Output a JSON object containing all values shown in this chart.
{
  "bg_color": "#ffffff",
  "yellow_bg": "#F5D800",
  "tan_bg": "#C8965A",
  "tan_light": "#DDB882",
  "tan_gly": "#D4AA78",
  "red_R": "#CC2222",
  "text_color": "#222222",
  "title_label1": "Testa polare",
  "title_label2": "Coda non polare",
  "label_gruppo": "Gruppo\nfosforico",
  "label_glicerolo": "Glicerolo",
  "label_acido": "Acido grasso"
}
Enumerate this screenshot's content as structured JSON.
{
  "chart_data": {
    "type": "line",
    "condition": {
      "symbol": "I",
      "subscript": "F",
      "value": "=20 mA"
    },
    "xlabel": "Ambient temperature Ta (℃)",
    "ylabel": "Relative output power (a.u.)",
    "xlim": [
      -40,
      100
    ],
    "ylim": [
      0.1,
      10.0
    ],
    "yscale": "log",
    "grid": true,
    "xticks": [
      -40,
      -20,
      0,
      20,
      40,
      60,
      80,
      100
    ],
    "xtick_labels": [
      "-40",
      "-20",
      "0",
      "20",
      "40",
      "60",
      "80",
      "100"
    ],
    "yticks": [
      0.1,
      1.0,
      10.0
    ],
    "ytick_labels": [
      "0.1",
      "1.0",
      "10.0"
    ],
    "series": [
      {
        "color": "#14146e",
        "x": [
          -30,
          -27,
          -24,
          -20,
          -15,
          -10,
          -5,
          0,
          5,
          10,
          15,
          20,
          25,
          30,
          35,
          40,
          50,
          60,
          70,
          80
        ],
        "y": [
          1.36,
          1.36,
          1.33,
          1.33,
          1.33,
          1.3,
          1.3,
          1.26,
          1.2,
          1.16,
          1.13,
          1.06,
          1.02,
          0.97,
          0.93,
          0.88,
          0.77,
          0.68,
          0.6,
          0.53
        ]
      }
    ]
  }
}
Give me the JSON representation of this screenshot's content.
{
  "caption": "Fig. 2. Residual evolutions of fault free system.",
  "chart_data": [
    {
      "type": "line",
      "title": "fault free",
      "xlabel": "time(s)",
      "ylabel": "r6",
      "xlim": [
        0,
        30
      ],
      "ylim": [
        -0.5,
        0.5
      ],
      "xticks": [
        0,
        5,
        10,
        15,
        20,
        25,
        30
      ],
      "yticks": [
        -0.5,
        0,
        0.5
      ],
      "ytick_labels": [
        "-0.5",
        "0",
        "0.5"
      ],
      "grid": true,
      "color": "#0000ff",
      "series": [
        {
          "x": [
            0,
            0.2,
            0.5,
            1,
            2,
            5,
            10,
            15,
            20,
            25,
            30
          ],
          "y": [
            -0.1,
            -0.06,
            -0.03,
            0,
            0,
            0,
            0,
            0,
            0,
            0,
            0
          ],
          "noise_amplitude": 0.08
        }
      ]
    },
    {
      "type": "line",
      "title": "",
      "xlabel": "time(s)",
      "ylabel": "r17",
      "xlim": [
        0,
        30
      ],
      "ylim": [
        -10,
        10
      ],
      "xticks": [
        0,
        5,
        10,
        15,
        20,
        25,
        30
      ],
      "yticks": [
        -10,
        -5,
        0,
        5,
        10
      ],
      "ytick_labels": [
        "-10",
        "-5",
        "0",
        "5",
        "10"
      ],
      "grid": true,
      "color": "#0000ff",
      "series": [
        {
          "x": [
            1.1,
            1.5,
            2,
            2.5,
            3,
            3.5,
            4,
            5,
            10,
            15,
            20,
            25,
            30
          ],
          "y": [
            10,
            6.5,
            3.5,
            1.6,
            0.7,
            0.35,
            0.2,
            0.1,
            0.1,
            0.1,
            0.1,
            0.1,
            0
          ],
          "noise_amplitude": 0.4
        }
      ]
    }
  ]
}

======

→ **Given request**
Pull out all lines containing "ylabel".

→ **Full solution**
    "ylabel": "Relative output power (a.u.)",
      "ylabel": "r6",
      "ylabel": "r17",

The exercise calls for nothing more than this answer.